EXERCISE REQUIREMENTS -> Repeat the whole of the data, keeping every detail the same.

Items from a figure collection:
--------------------------------------------------
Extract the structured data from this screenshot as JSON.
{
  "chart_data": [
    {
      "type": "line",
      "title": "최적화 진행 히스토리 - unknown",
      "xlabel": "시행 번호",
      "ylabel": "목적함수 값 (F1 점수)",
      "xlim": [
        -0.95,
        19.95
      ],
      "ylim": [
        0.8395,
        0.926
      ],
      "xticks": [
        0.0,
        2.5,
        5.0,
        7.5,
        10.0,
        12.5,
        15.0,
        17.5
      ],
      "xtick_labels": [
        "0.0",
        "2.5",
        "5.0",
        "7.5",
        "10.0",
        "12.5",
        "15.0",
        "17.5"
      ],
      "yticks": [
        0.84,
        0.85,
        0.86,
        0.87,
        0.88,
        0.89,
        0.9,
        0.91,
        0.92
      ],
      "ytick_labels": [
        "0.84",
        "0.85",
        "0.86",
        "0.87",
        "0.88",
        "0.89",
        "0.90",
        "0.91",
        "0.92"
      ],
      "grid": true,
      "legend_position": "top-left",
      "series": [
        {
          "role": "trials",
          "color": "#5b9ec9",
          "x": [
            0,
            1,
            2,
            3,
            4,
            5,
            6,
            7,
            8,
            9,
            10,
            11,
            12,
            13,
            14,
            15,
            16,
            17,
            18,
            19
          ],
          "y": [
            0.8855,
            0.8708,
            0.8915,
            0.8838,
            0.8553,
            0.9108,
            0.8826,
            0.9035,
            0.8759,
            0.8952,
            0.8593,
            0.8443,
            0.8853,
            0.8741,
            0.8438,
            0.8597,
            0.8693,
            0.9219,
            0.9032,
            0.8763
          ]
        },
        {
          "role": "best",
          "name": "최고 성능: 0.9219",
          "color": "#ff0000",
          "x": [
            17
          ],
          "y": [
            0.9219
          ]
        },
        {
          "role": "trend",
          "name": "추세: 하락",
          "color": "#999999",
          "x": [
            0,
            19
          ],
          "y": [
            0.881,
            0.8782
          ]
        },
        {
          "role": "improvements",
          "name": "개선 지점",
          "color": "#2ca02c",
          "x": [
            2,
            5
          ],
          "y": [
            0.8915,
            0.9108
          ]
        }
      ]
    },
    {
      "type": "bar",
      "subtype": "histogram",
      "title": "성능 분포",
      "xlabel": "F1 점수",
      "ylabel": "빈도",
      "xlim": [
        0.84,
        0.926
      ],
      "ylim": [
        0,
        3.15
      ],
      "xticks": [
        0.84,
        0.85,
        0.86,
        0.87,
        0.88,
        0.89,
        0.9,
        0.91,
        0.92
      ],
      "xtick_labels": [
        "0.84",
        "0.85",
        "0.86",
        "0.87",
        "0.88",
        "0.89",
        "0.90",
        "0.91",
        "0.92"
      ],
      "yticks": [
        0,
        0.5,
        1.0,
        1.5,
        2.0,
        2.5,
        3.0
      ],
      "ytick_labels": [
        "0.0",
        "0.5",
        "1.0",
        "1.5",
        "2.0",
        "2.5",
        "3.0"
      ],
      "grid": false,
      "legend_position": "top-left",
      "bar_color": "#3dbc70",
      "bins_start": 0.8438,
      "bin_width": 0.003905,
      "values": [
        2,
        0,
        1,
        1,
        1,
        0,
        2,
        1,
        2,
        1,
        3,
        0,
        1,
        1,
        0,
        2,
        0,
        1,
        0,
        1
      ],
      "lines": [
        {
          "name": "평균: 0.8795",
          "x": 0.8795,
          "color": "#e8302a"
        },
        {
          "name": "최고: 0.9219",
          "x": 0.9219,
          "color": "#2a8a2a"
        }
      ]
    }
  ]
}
--------------------------------------------------
SOLUTION ->
Extract the structured data from this screenshot as JSON.
{
  "chart_data": [
    {
      "type": "line",
      "title": "최적화 진행 히스토리 - unknown",
      "xlabel": "시행 번호",
      "ylabel": "목적함수 값 (F1 점수)",
      "xlim": [
        -0.95,
        19.95
      ],
      "ylim": [
        0.8395,
        0.926
      ],
      "xticks": [
        0.0,
        2.5,
        5.0,
        7.5,
        10.0,
        12.5,
        15.0,
        17.5
      ],
      "xtick_labels": [
        "0.0",
        "2.5",
        "5.0",
        "7.5",
        "10.0",
        "12.5",
        "15.0",
        "17.5"
      ],
      "yticks": [
        0.84,
        0.85,
        0.86,
        0.87,
        0.88,
        0.89,
        0.9,
        0.91,
        0.92
      ],
      "ytick_labels": [
        "0.84",
        "0.85",
        "0.86",
        "0.87",
        "0.88",
        "0.89",
        "0.90",
        "0.91",
        "0.92"
      ],
      "grid": true,
      "legend_position": "top-left",
      "series": [
        {
          "role": "trials",
          "color": "#5b9ec9",
          "x": [
            0,
            1,
            2,
            3,
            4,
            5,
            6,
            7,
            8,
            9,
            10,
            11,
            12,
            13,
            14,
            15,
            16,
            17,
            18,
            19
          ],
          "y": [
            0.8855,
            0.8708,
            0.8915,
            0.8838,
            0.8553,
            0.9108,
            0.8826,
            0.9035,
            0.8759,
            0.8952,
            0.8593,
            0.8443,
            0.8853,
            0.8741,
            0.8438,
            0.8597,
            0.8693,
            0.9219,
            0.9032,
            0.8763
          ]
        },
        {
          "role": "best",
          "name": "최고 성능: 0.9219",
          "color": "#ff0000",
          "x": [
            17
          ],
          "y": [
            0.9219
          ]
        },
        {
          "role": "trend",
          "name": "추세: 하락",
          "color": "#999999",
          "x": [
            0,
            19
          ],
          "y": [
            0.881,
            0.8782
          ]
        },
        {
          "role": "improvements",
          "name": "개선 지점",
          "color": "#2ca02c",
          "x": [
            2,
            5
          ],
          "y": [
            0.8915,
            0.9108
          ]
        }
      ]
    },
    {
      "type": "bar",
      "subtype": "histogram",
      "title": "성능 분포",
      "xlabel": "F1 점수",
      "ylabel": "빈도",
      "xlim": [
        0.84,
        0.926
      ],
      "ylim": [
        0,
        3.15
      ],
      "xticks": [
        0.84,
        0.85,
        0.86,
        0.87,
        0.88,
        0.89,
        0.9,
        0.91,
        0.92
      ],
      "xtick_labels": [
        "0.84",
        "0.85",
        "0.86",
        "0.87",
        "0.88",
        "0.89",
        "0.90",
        "0.91",
        "0.92"
      ],
      "yticks": [
        0,
        0.5,
        1.0,
        1.5,
        2.0,
        2.5,
        3.0
      ],
      "ytick_labels": [
        "0.0",
        "0.5",
        "1.0",
        "1.5",
        "2.0",
        "2.5",
        "3.0"
      ],
      "grid": false,
      "legend_position": "top-left",
      "bar_color": "#3dbc70",
      "bins_start": 0.8438,
      "bin_width": 0.003905,
      "values": [
        2,
        0,
        1,
        1,
        1,
        0,
        2,
        1,
        2,
        1,
        3,
        0,
        1,
        1,
        0,
        2,
        0,
        1,
        0,
        1
      ],
      "lines": [
        {
          "name": "평균: 0.8795",
          "x": 0.8795,
          "color": "#e8302a"
        },
        {
          "name": "최고: 0.9219",
          "x": 0.9219,
          "color": "#2a8a2a"
        }
      ]
    }
  ]
}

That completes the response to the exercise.